═════ Supplied material

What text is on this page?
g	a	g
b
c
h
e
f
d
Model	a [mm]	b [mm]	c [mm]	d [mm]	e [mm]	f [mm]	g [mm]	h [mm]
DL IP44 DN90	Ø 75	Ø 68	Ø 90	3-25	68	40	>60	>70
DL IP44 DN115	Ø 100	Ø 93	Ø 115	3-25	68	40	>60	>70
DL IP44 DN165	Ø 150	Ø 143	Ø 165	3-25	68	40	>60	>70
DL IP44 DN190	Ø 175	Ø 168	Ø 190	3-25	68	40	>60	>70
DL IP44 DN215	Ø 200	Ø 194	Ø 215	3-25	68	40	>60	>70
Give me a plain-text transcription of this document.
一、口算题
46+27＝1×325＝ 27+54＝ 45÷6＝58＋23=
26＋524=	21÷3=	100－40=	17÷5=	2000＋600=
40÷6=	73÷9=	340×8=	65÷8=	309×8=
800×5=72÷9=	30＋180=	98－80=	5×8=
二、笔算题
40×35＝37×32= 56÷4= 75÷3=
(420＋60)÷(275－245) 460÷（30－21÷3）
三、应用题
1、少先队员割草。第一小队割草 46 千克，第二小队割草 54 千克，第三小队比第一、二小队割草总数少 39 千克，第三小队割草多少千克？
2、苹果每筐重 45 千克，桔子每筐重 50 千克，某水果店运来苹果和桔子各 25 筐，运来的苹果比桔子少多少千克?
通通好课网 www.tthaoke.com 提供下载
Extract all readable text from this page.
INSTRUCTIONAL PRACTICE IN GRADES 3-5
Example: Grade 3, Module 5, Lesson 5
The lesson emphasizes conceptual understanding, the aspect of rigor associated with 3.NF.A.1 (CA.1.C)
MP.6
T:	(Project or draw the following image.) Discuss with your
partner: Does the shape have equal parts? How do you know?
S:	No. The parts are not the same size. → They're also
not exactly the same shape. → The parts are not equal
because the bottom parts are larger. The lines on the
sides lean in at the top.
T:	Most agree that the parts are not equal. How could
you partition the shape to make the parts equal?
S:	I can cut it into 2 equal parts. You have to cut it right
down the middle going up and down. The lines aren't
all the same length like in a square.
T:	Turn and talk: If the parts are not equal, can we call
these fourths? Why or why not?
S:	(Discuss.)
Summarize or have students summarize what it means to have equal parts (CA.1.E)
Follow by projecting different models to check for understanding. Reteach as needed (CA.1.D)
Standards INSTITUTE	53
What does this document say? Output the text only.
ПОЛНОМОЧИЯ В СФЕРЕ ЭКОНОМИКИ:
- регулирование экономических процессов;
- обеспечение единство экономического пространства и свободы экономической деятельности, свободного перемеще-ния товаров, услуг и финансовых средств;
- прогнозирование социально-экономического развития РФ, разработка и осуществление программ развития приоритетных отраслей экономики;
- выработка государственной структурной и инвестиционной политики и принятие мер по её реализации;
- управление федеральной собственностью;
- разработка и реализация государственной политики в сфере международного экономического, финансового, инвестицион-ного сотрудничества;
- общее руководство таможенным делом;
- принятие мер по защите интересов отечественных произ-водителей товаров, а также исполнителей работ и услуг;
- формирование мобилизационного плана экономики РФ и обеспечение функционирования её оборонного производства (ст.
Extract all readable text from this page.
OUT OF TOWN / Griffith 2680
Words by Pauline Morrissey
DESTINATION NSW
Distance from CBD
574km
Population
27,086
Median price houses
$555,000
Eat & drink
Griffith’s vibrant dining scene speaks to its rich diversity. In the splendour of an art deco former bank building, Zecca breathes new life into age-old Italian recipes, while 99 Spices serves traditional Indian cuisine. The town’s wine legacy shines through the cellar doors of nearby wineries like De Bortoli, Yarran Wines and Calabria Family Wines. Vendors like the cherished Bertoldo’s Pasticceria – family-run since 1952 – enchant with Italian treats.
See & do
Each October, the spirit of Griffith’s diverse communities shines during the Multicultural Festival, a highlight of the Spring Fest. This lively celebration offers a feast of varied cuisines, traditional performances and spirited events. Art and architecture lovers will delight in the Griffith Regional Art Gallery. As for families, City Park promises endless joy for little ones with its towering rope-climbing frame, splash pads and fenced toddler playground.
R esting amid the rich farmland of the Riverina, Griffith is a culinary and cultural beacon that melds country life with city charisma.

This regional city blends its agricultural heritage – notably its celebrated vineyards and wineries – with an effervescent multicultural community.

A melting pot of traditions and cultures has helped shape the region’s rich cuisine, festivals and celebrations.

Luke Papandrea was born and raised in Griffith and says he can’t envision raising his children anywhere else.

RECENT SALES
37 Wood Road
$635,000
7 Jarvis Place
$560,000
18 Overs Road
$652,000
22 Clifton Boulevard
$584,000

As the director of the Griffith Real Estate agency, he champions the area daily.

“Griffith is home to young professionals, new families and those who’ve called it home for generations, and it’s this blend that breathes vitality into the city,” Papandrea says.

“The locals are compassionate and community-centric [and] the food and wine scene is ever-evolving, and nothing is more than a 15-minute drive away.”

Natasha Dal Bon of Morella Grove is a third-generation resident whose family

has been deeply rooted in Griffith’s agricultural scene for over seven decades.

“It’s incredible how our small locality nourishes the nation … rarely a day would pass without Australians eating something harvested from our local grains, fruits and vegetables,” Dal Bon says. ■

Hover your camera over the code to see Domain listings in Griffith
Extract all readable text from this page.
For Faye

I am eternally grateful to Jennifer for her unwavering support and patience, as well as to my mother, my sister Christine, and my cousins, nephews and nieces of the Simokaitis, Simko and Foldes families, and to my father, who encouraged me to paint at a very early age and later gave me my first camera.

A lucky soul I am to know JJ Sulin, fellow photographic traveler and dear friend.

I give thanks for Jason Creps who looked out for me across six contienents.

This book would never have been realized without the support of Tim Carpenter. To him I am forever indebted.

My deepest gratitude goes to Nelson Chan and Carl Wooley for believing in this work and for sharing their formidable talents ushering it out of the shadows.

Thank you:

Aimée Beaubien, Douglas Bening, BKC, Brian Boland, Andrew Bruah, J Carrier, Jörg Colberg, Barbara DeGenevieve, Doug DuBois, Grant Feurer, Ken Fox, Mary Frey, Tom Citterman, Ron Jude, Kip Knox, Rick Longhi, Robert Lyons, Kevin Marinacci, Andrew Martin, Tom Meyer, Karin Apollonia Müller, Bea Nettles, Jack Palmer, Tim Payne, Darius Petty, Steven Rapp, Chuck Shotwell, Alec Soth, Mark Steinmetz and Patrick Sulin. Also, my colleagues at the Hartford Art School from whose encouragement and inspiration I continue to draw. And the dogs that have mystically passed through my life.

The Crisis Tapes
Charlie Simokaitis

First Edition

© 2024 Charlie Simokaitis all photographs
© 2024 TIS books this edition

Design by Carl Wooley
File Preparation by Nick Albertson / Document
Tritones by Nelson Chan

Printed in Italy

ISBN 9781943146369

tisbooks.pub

══════════

- **Written exercise**:
Retype the material in full. Each word must match.

- **Answer to the task**:
What text is on this page?
g	a	g
b
c
h
e
f
d
Model	a [mm]	b [mm]	c [mm]	d [mm]	e [mm]	f [mm]	g [mm]	h [mm]
DL IP44 DN90	Ø 75	Ø 68	Ø 90	3-25	68	40	>60	>70
DL IP44 DN115	Ø 100	Ø 93	Ø 115	3-25	68	40	>60	>70
DL IP44 DN165	Ø 150	Ø 143	Ø 165	3-25	68	40	>60	>70
DL IP44 DN190	Ø 175	Ø 168	Ø 190	3-25	68	40	>60	>70
DL IP44 DN215	Ø 200	Ø 194	Ø 215	3-25	68	40	>60	>70
Give me a plain-text transcription of this document.
一、口算题
46+27＝1×325＝ 27+54＝ 45÷6＝58＋23=
26＋524=	21÷3=	100－40=	17÷5=	2000＋600=
40÷6=	73÷9=	340×8=	65÷8=	309×8=
800×5=72÷9=	30＋180=	98－80=	5×8=
二、笔算题
40×35＝37×32= 56÷4= 75÷3=
(420＋60)÷(275－245) 460÷（30－21÷3）
三、应用题
1、少先队员割草。第一小队割草 46 千克，第二小队割草 54 千克，第三小队比第一、二小队割草总数少 39 千克，第三小队割草多少千克？
2、苹果每筐重 45 千克，桔子每筐重 50 千克，某水果店运来苹果和桔子各 25 筐，运来的苹果比桔子少多少千克?
通通好课网 www.tthaoke.com 提供下载
Extract all readable text from this page.
INSTRUCTIONAL PRACTICE IN GRADES 3-5
Example: Grade 3, Module 5, Lesson 5
The lesson emphasizes conceptual understanding, the aspect of rigor associated with 3.NF.A.1 (CA.1.C)
MP.6
T:	(Project or draw the following image.) Discuss with your
partner: Does the shape have equal parts? How do you know?
S:	No. The parts are not the same size. → They're also
not exactly the same shape. → The parts are not equal
because the bottom parts are larger. The lines on the
sides lean in at the top.
T:	Most agree that the parts are not equal. How could
you partition the shape to make the parts equal?
S:	I can cut it into 2 equal parts. You have to cut it right
down the middle going up and down. The lines aren't
all the same length like in a square.
T:	Turn and talk: If the parts are not equal, can we call
these fourths? Why or why not?
S:	(Discuss.)
Summarize or have students summarize what it means to have equal parts (CA.1.E)
Follow by projecting different models to check for understanding. Reteach as needed (CA.1.D)
Standards INSTITUTE	53
What does this document say? Output the text only.
ПОЛНОМОЧИЯ В СФЕРЕ ЭКОНОМИКИ:
- регулирование экономических процессов;
- обеспечение единство экономического пространства и свободы экономической деятельности, свободного перемеще-ния товаров, услуг и финансовых средств;
- прогнозирование социально-экономического развития РФ, разработка и осуществление программ развития приоритетных отраслей экономики;
- выработка государственной структурной и инвестиционной политики и принятие мер по её реализации;
- управление федеральной собственностью;
- разработка и реализация государственной политики в сфере международного экономического, финансового, инвестицион-ного сотрудничества;
- общее руководство таможенным делом;
- принятие мер по защите интересов отечественных произ-водителей товаров, а также исполнителей работ и услуг;
- формирование мобилизационного плана экономики РФ и обеспечение функционирования её оборонного производства (ст.
Extract all readable text from this page.
OUT OF TOWN / Griffith 2680
Words by Pauline Morrissey
DESTINATION NSW
Distance from CBD
574km
Population
27,086
Median price houses
$555,000
Eat & drink
Griffith’s vibrant dining scene speaks to its rich diversity. In the splendour of an art deco former bank building, Zecca breathes new life into age-old Italian recipes, while 99 Spices serves traditional Indian cuisine. The town’s wine legacy shines through the cellar doors of nearby wineries like De Bortoli, Yarran Wines and Calabria Family Wines. Vendors like the cherished Bertoldo’s Pasticceria – family-run since 1952 – enchant with Italian treats.
See & do
Each October, the spirit of Griffith’s diverse communities shines during the Multicultural Festival, a highlight of the Spring Fest. This lively celebration offers a feast of varied cuisines, traditional performances and spirited events. Art and architecture lovers will delight in the Griffith Regional Art Gallery. As for families, City Park promises endless joy for little ones with its towering rope-climbing frame, splash pads and fenced toddler playground.
R esting amid the rich farmland of the Riverina, Griffith is a culinary and cultural beacon that melds country life with city charisma.

This regional city blends its agricultural heritage – notably its celebrated vineyards and wineries – with an effervescent multicultural community.

A melting pot of traditions and cultures has helped shape the region’s rich cuisine, festivals and celebrations.

Luke Papandrea was born and raised in Griffith and says he can’t envision raising his children anywhere else.

RECENT SALES
37 Wood Road
$635,000
7 Jarvis Place
$560,000
18 Overs Road
$652,000
22 Clifton Boulevard
$584,000

As the director of the Griffith Real Estate agency, he champions the area daily.

“Griffith is home to young professionals, new families and those who’ve called it home for generations, and it’s this blend that breathes vitality into the city,” Papandrea says.

“The locals are compassionate and community-centric [and] the food and wine scene is ever-evolving, and nothing is more than a 15-minute drive away.”

Natasha Dal Bon of Morella Grove is a third-generation resident whose family

has been deeply rooted in Griffith’s agricultural scene for over seven decades.

“It’s incredible how our small locality nourishes the nation … rarely a day would pass without Australians eating something harvested from our local grains, fruits and vegetables,” Dal Bon says. ■

Hover your camera over the code to see Domain listings in Griffith
Extract all readable text from this page.
For Faye

I am eternally grateful to Jennifer for her unwavering support and patience, as well as to my mother, my sister Christine, and my cousins, nephews and nieces of the Simokaitis, Simko and Foldes families, and to my father, who encouraged me to paint at a very early age and later gave me my first camera.

A lucky soul I am to know JJ Sulin, fellow photographic traveler and dear friend.

I give thanks for Jason Creps who looked out for me across six contienents.

This book would never have been realized without the support of Tim Carpenter. To him I am forever indebted.

My deepest gratitude goes to Nelson Chan and Carl Wooley for believing in this work and for sharing their formidable talents ushering it out of the shadows.

Thank you:

Aimée Beaubien, Douglas Bening, BKC, Brian Boland, Andrew Bruah, J Carrier, Jörg Colberg, Barbara DeGenevieve, Doug DuBois, Grant Feurer, Ken Fox, Mary Frey, Tom Citterman, Ron Jude, Kip Knox, Rick Longhi, Robert Lyons, Kevin Marinacci, Andrew Martin, Tom Meyer, Karin Apollonia Müller, Bea Nettles, Jack Palmer, Tim Payne, Darius Petty, Steven Rapp, Chuck Shotwell, Alec Soth, Mark Steinmetz and Patrick Sulin. Also, my colleagues at the Hartford Art School from whose encouragement and inspiration I continue to draw. And the dogs that have mystically passed through my life.

The Crisis Tapes
Charlie Simokaitis

First Edition

© 2024 Charlie Simokaitis all photographs
© 2024 TIS books this edition

Design by Carl Wooley
File Preparation by Nick Albertson / Document
Tritones by Nelson Chan

Printed in Italy

ISBN 9781943146369

tisbooks.pub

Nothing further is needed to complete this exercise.